**Problem description:**
Copy out each line containing "食品用香精" from the entries below.
— start of Records for this exercise —
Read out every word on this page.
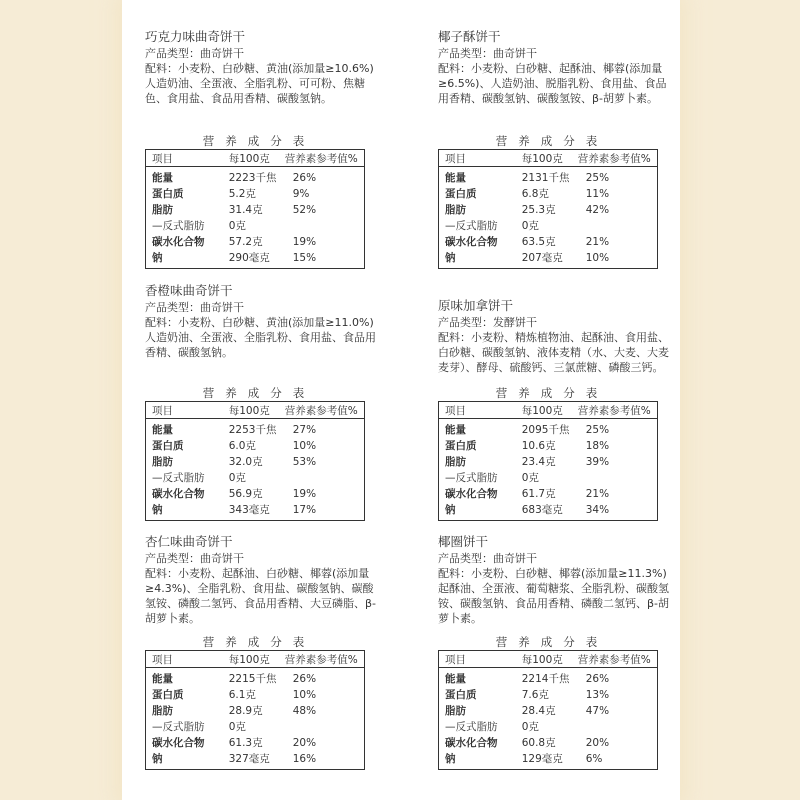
巧克力味曲奇饼干
产品类型：曲奇饼干
配料：小麦粉、白砂糖、黄油(添加量≥10.6%)人造奶油、全蛋液、全脂乳粉、可可粉、焦糖色、食用盐、食品用香精、碳酸氢钠。
营养成分表
项目	每100克	营养素参考值%
能量	2223千焦	26%
蛋白质	5.2克	9%
脂肪	31.4克	52%
—反式脂肪	0克	
碳水化合物	57.2克	19%
钠	290毫克	15%
椰子酥饼干
产品类型：曲奇饼干
配料：小麦粉、白砂糖、起酥油、椰蓉(添加量≥6.5%)、人造奶油、脱脂乳粉、食用盐、食品用香精、碳酸氢钠、碳酸氢铵、β-胡萝卜素。
营养成分表
项目	每100克	营养素参考值%
能量	2131千焦	25%
蛋白质	6.8克	11%
脂肪	25.3克	42%
—反式脂肪	0克	
碳水化合物	63.5克	21%
钠	207毫克	10%
香橙味曲奇饼干
产品类型：曲奇饼干
配料：小麦粉、白砂糖、黄油(添加量≥11.0%)人造奶油、全蛋液、全脂乳粉、食用盐、食品用香精、碳酸氢钠。
营养成分表
项目	每100克	营养素参考值%
能量	2253千焦	27%
蛋白质	6.0克	10%
脂肪	32.0克	53%
—反式脂肪	0克	
碳水化合物	56.9克	19%
钠	343毫克	17%
原味加拿饼干
产品类型：发酵饼干
配料：小麦粉、精炼植物油、起酥油、食用盐、白砂糖、碳酸氢钠、液体麦精（水、大麦、大麦麦芽）、酵母、硫酸钙、三氯蔗糖、磷酸三钙。
营养成分表
项目	每100克	营养素参考值%
能量	2095千焦	25%
蛋白质	10.6克	18%
脂肪	23.4克	39%
—反式脂肪	0克	
碳水化合物	61.7克	21%
钠	683毫克	34%
杏仁味曲奇饼干
产品类型：曲奇饼干
配料：小麦粉、起酥油、白砂糖、椰蓉(添加量≥4.3%)、全脂乳粉、食用盐、碳酸氢钠、碳酸氢铵、磷酸二氢钙、食品用香精、大豆磷脂、β-胡萝卜素。
营养成分表
项目	每100克	营养素参考值%
能量	2215千焦	26%
蛋白质	6.1克	10%
脂肪	28.9克	48%
—反式脂肪	0克	
碳水化合物	61.3克	20%
钠	327毫克	16%
椰圈饼干
产品类型：曲奇饼干
配料：小麦粉、白砂糖、椰蓉(添加量≥11.3%)起酥油、全蛋液、葡萄糖浆、全脂乳粉、碳酸氢铵、碳酸氢钠、食品用香精、磷酸二氢钙、β-胡萝卜素。
营养成分表
项目	每100克	营养素参考值%
能量	2214千焦	26%
蛋白质	7.6克	13%
脂肪	28.4克	47%
—反式脂肪	0克	
碳水化合物	60.8克	20%
钠	129毫克	6%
— end of Records for this exercise —
**Completed task:**
配料：小麦粉、白砂糖、黄油(添加量≥10.6%)人造奶油、全蛋液、全脂乳粉、可可粉、焦糖色、食用盐、食品用香精、碳酸氢钠。
配料：小麦粉、白砂糖、起酥油、椰蓉(添加量≥6.5%)、人造奶油、脱脂乳粉、食用盐、食品用香精、碳酸氢钠、碳酸氢铵、β-胡萝卜素。
配料：小麦粉、白砂糖、黄油(添加量≥11.0%)人造奶油、全蛋液、全脂乳粉、食用盐、食品用香精、碳酸氢钠。
配料：小麦粉、起酥油、白砂糖、椰蓉(添加量≥4.3%)、全脂乳粉、食用盐、碳酸氢钠、碳酸氢铵、磷酸二氢钙、食品用香精、大豆磷脂、β-胡萝卜素。
配料：小麦粉、白砂糖、椰蓉(添加量≥11.3%)起酥油、全蛋液、葡萄糖浆、全脂乳粉、碳酸氢铵、碳酸氢钠、食品用香精、磷酸二氢钙、β-胡萝卜素。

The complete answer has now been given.